● **Your objective**: Output every line of the material exactly, omitting images.

— BEGIN Exercise data —

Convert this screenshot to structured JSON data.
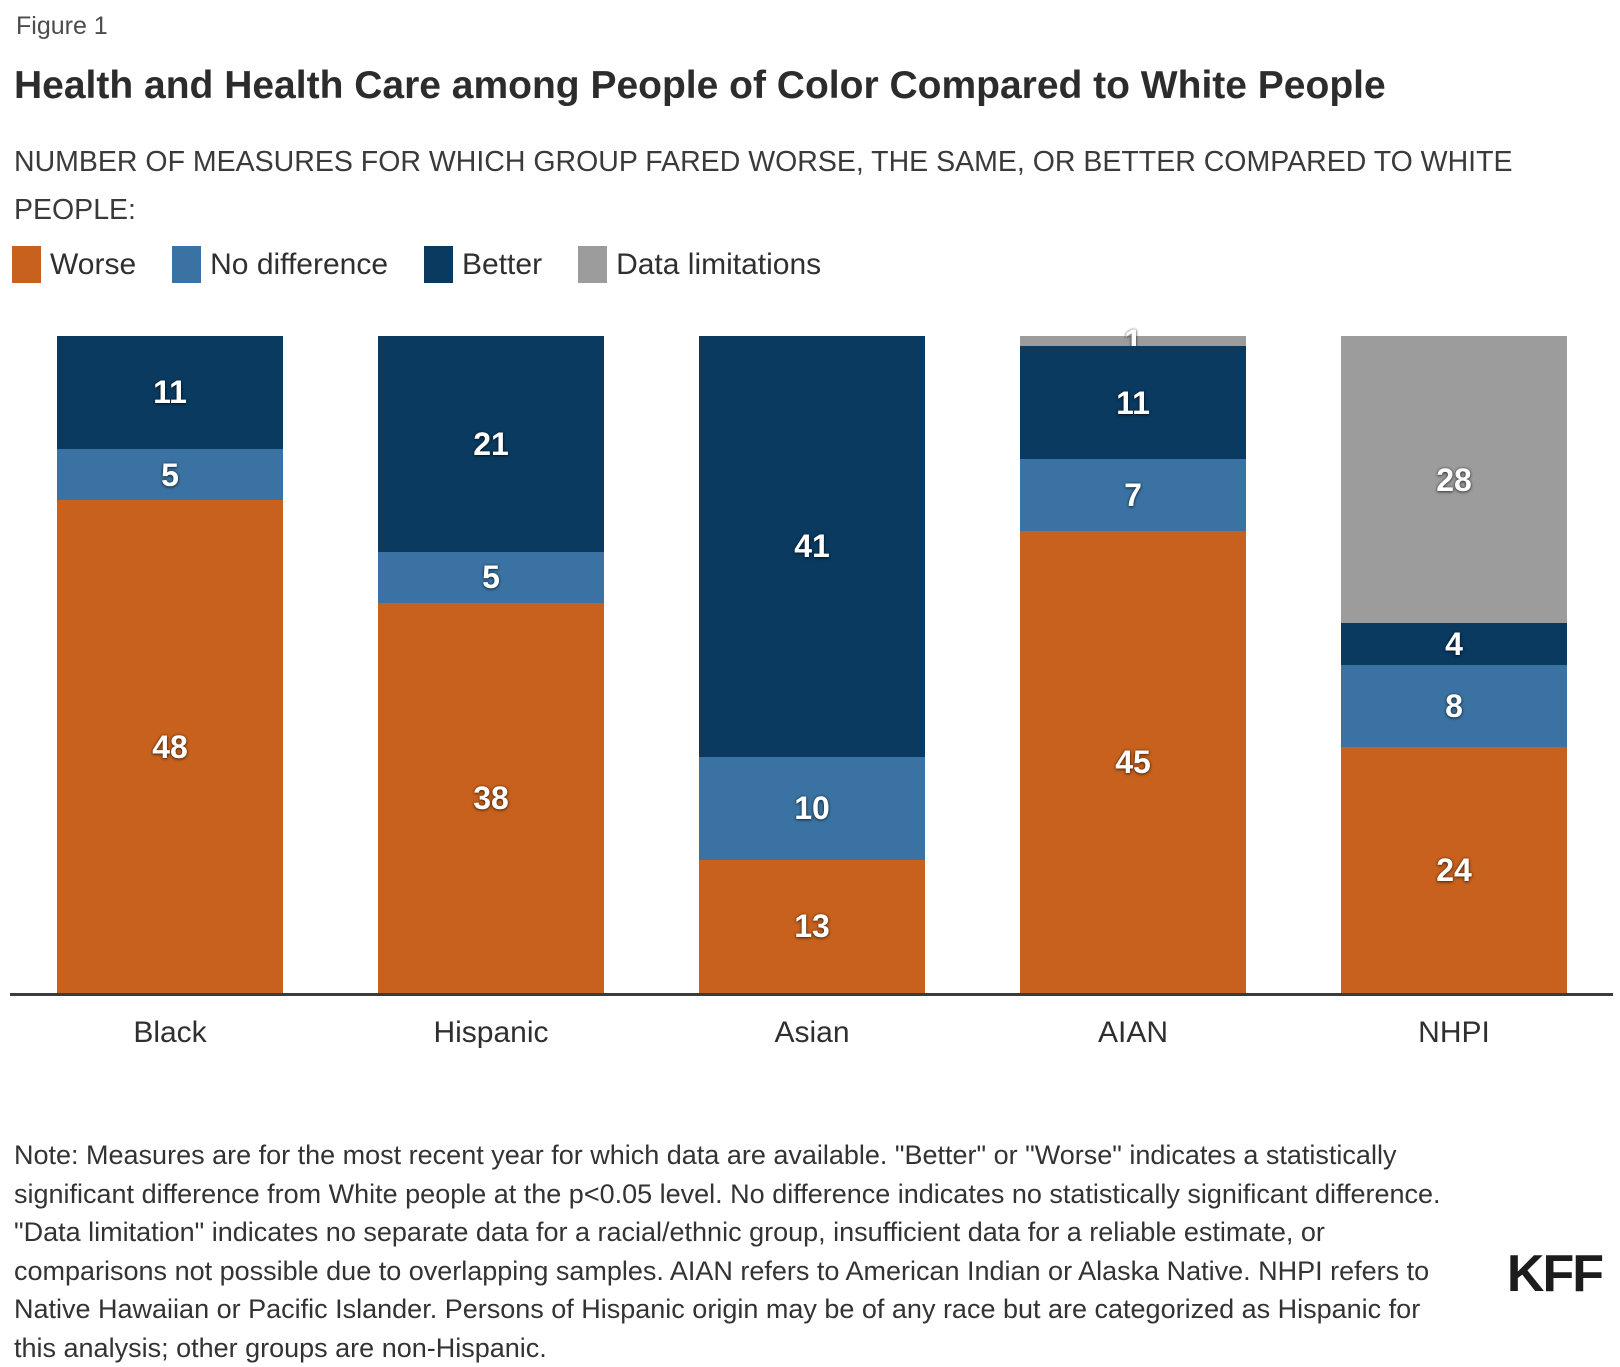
{
  "figure_label": "Figure 1",
  "title": "Health and Health Care among People of Color Compared to White People",
  "subtitle": "NUMBER OF MEASURES FOR WHICH GROUP FARED WORSE, THE SAME, OR BETTER COMPARED TO WHITE PEOPLE:",
  "colors": {
    "worse": "#c8611d",
    "no_difference": "#3a73a3",
    "better": "#0a3a60",
    "data_limitations": "#9c9c9c",
    "axis_line": "#3b3b3b"
  },
  "legend": [
    {
      "label": "Worse",
      "color": "#c8611d"
    },
    {
      "label": "No difference",
      "color": "#3a73a3"
    },
    {
      "label": "Better",
      "color": "#0a3a60"
    },
    {
      "label": "Data limitations",
      "color": "#9c9c9c"
    }
  ],
  "chart_data": {
    "type": "bar",
    "stacked": true,
    "categories": [
      "Black",
      "Hispanic",
      "Asian",
      "AIAN",
      "NHPI"
    ],
    "series": [
      {
        "name": "Worse",
        "color": "#c8611d",
        "values": [
          48,
          38,
          13,
          45,
          24
        ]
      },
      {
        "name": "No difference",
        "color": "#3a73a3",
        "values": [
          5,
          5,
          10,
          7,
          8
        ]
      },
      {
        "name": "Better",
        "color": "#0a3a60",
        "values": [
          11,
          21,
          41,
          11,
          4
        ]
      },
      {
        "name": "Data limitations",
        "color": "#9c9c9c",
        "values": [
          0,
          0,
          0,
          1,
          28
        ]
      }
    ],
    "stack_total": 64,
    "xlabel": "",
    "ylabel": "",
    "ylim": [
      0,
      64
    ],
    "grid": false,
    "legend_position": "top",
    "value_labels": "inside-white"
  },
  "note": "Note: Measures are for the most recent year for which data are available. \"Better\" or \"Worse\" indicates a statistically significant difference from White people at the p<0.05 level. No difference indicates no statistically significant difference. \"Data limitation\" indicates no separate data for a racial/ethnic group, insufficient data for a reliable estimate, or comparisons not possible due to overlapping samples. AIAN refers to American Indian or Alaska Native. NHPI refers to Native Hawaiian or Pacific Islander. Persons of Hispanic origin may be of any race but are categorized as Hispanic for this analysis; other groups are non-Hispanic.",
  "logo": "KFF"
}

— END Exercise data —

● **Finished answer**:
Convert this screenshot to structured JSON data.
{
  "figure_label": "Figure 1",
  "title": "Health and Health Care among People of Color Compared to White People",
  "subtitle": "NUMBER OF MEASURES FOR WHICH GROUP FARED WORSE, THE SAME, OR BETTER COMPARED TO WHITE PEOPLE:",
  "colors": {
    "worse": "#c8611d",
    "no_difference": "#3a73a3",
    "better": "#0a3a60",
    "data_limitations": "#9c9c9c",
    "axis_line": "#3b3b3b"
  },
  "legend": [
    {
      "label": "Worse",
      "color": "#c8611d"
    },
    {
      "label": "No difference",
      "color": "#3a73a3"
    },
    {
      "label": "Better",
      "color": "#0a3a60"
    },
    {
      "label": "Data limitations",
      "color": "#9c9c9c"
    }
  ],
  "chart_data": {
    "type": "bar",
    "stacked": true,
    "categories": [
      "Black",
      "Hispanic",
      "Asian",
      "AIAN",
      "NHPI"
    ],
    "series": [
      {
        "name": "Worse",
        "color": "#c8611d",
        "values": [
          48,
          38,
          13,
          45,
          24
        ]
      },
      {
        "name": "No difference",
        "color": "#3a73a3",
        "values": [
          5,
          5,
          10,
          7,
          8
        ]
      },
      {
        "name": "Better",
        "color": "#0a3a60",
        "values": [
          11,
          21,
          41,
          11,
          4
        ]
      },
      {
        "name": "Data limitations",
        "color": "#9c9c9c",
        "values": [
          0,
          0,
          0,
          1,
          28
        ]
      }
    ],
    "stack_total": 64,
    "xlabel": "",
    "ylabel": "",
    "ylim": [
      0,
      64
    ],
    "grid": false,
    "legend_position": "top",
    "value_labels": "inside-white"
  },
  "note": "Note: Measures are for the most recent year for which data are available. \"Better\" or \"Worse\" indicates a statistically significant difference from White people at the p<0.05 level. No difference indicates no statistically significant difference. \"Data limitation\" indicates no separate data for a racial/ethnic group, insufficient data for a reliable estimate, or comparisons not possible due to overlapping samples. AIAN refers to American Indian or Alaska Native. NHPI refers to Native Hawaiian or Pacific Islander. Persons of Hispanic origin may be of any race but are categorized as Hispanic for this analysis; other groups are non-Hispanic.",
  "logo": "KFF"
}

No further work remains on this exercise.